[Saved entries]

•••••

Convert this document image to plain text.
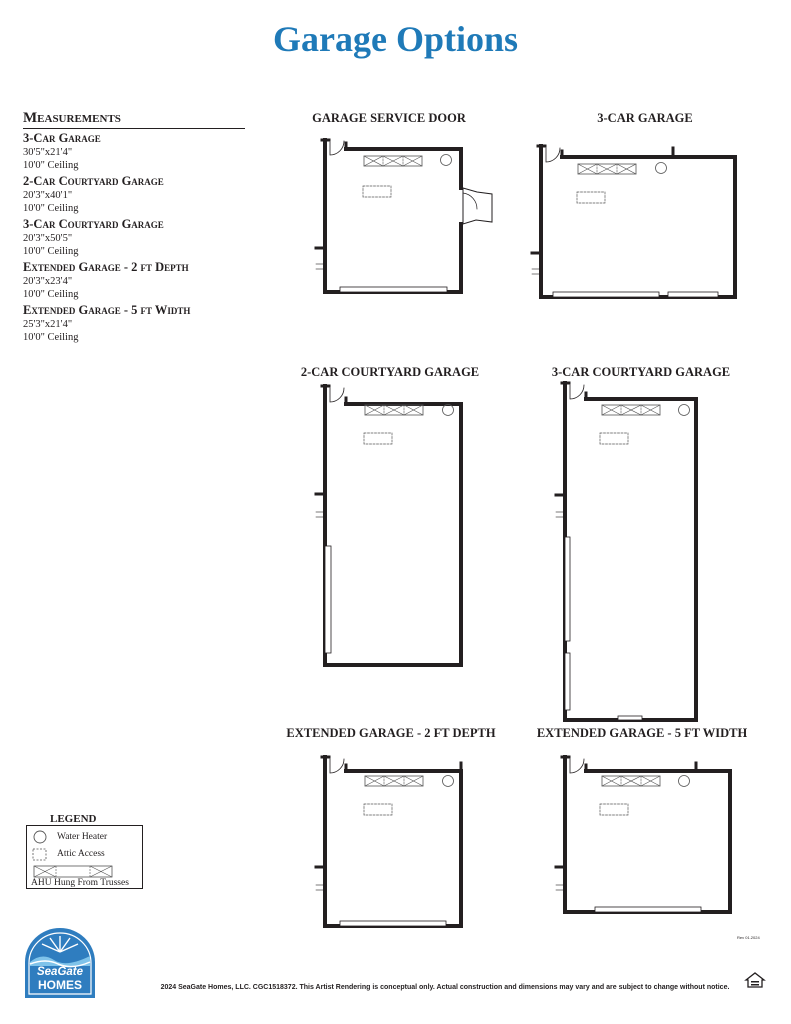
Garage Options
Measurements
3-Car Garage
30'5"x21'4"
10'0" Ceiling
2-Car Courtyard Garage
20'3"x40'1"
10'0" Ceiling
3-Car Courtyard Garage
20'3"x50'5"
10'0" Ceiling
Extended Garage - 2 ft Depth
20'3"x23'4"
10'0" Ceiling
Extended Garage - 5 ft Width
25'3"x21'4"
10'0" Ceiling
GARAGE SERVICE DOOR	3-CAR GARAGE
2-CAR COURTYARD GARAGE	3-CAR COURTYARD GARAGE
EXTENDED GARAGE - 2 FT DEPTH	EXTENDED GARAGE - 5 FT WIDTH
LEGEND
Water Heater
Attic Access
AHU Hung From Trusses
SeaGate
HOMES	2024 SeaGate Homes, LLC. CGC1518372. This Artist Rendering is conceptual only. Actual construction and dimensions may vary and are subject to change without notice.
Rev 01.2024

•••••

▶ WHAT IS EXPECTED
Reproduce the full material exactly, excluding the pictures.

▶ OUTPUT OF THE TASK
Convert this document image to plain text.
Garage Options
Measurements
3-Car Garage
30'5"x21'4"
10'0" Ceiling
2-Car Courtyard Garage
20'3"x40'1"
10'0" Ceiling
3-Car Courtyard Garage
20'3"x50'5"
10'0" Ceiling
Extended Garage - 2 ft Depth
20'3"x23'4"
10'0" Ceiling
Extended Garage - 5 ft Width
25'3"x21'4"
10'0" Ceiling
GARAGE SERVICE DOOR	3-CAR GARAGE
2-CAR COURTYARD GARAGE	3-CAR COURTYARD GARAGE
EXTENDED GARAGE - 2 FT DEPTH	EXTENDED GARAGE - 5 FT WIDTH
LEGEND
Water Heater
Attic Access
AHU Hung From Trusses
SeaGate
HOMES	2024 SeaGate Homes, LLC. CGC1518372. This Artist Rendering is conceptual only. Actual construction and dimensions may vary and are subject to change without notice.
Rev 01.2024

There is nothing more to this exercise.